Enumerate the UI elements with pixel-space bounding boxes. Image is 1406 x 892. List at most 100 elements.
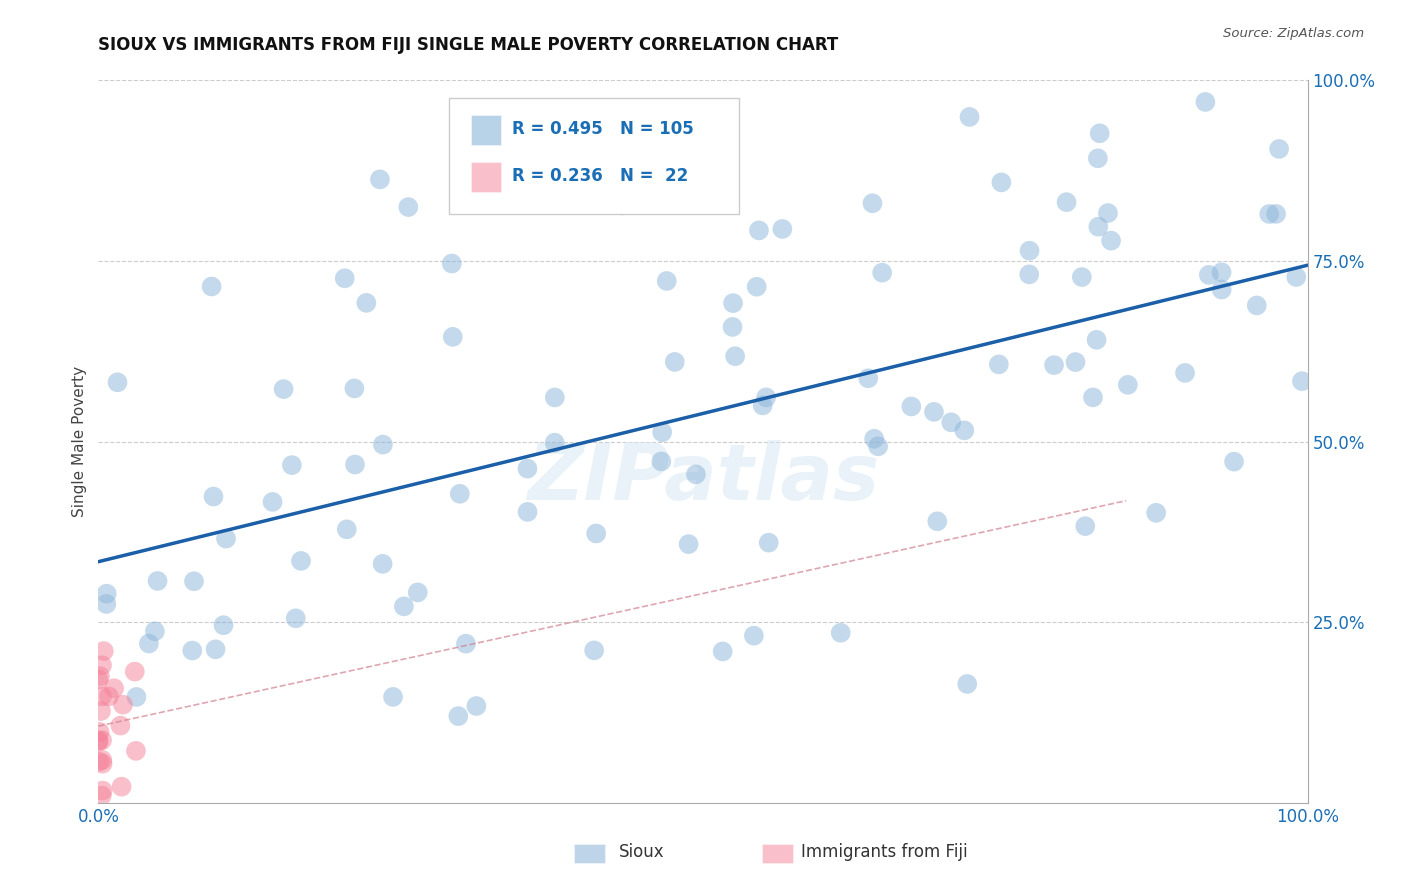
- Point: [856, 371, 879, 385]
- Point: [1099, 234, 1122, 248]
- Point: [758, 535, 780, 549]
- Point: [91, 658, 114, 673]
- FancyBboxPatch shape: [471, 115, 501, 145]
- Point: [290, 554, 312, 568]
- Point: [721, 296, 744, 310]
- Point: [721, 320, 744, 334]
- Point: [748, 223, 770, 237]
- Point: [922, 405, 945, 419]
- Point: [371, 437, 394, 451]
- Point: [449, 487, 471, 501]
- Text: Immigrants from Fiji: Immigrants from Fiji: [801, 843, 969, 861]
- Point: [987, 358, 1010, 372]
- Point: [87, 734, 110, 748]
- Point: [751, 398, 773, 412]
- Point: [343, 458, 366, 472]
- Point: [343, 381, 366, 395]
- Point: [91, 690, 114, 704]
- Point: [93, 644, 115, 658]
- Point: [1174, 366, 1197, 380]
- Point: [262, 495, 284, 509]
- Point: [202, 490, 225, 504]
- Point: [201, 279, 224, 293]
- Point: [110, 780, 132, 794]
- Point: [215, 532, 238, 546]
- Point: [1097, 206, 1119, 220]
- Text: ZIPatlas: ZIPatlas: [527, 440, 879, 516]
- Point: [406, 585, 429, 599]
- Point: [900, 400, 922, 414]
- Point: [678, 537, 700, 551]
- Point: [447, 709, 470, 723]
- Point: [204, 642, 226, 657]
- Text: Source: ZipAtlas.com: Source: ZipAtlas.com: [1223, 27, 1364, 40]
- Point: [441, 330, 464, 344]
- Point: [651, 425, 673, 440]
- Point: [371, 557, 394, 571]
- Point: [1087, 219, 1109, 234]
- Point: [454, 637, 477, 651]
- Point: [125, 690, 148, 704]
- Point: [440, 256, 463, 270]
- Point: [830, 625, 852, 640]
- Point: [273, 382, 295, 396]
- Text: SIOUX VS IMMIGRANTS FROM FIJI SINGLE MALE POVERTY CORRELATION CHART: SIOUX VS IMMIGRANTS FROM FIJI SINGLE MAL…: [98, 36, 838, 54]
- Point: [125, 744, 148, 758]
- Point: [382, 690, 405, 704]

→ **Exercise**
Write out every line of the entries above word for word, leaving out the picture.

→ **Answer**
Enumerate the UI elements with pixel-space bounding boxes. Image is 1406 x 892. List at most 100 elements.
- Point: [856, 371, 879, 385]
- Point: [1099, 234, 1122, 248]
- Point: [758, 535, 780, 549]
- Point: [91, 658, 114, 673]
- FancyBboxPatch shape: [471, 115, 501, 145]
- Point: [290, 554, 312, 568]
- Point: [721, 296, 744, 310]
- Point: [721, 320, 744, 334]
- Point: [748, 223, 770, 237]
- Point: [922, 405, 945, 419]
- Point: [371, 437, 394, 451]
- Point: [449, 487, 471, 501]
- Text: Immigrants from Fiji: Immigrants from Fiji: [801, 843, 969, 861]
- Point: [987, 358, 1010, 372]
- Point: [87, 734, 110, 748]
- Point: [751, 398, 773, 412]
- Point: [343, 458, 366, 472]
- Point: [343, 381, 366, 395]
- Point: [91, 690, 114, 704]
- Point: [93, 644, 115, 658]
- Point: [1174, 366, 1197, 380]
- Point: [262, 495, 284, 509]
- Point: [202, 490, 225, 504]
- Point: [201, 279, 224, 293]
- Point: [110, 780, 132, 794]
- Point: [215, 532, 238, 546]
- Point: [1097, 206, 1119, 220]
- Text: ZIPatlas: ZIPatlas: [527, 440, 879, 516]
- Point: [406, 585, 429, 599]
- Point: [900, 400, 922, 414]
- Point: [678, 537, 700, 551]
- Point: [447, 709, 470, 723]
- Point: [204, 642, 226, 657]
- Text: Source: ZipAtlas.com: Source: ZipAtlas.com: [1223, 27, 1364, 40]
- Point: [441, 330, 464, 344]
- Point: [651, 425, 673, 440]
- Point: [371, 557, 394, 571]
- Point: [1087, 219, 1109, 234]
- Point: [454, 637, 477, 651]
- Point: [125, 690, 148, 704]
- Point: [440, 256, 463, 270]
- Point: [830, 625, 852, 640]
- Point: [273, 382, 295, 396]
- Text: SIOUX VS IMMIGRANTS FROM FIJI SINGLE MALE POVERTY CORRELATION CHART: SIOUX VS IMMIGRANTS FROM FIJI SINGLE MAL…: [98, 36, 838, 54]
- Point: [125, 744, 148, 758]
- Point: [382, 690, 405, 704]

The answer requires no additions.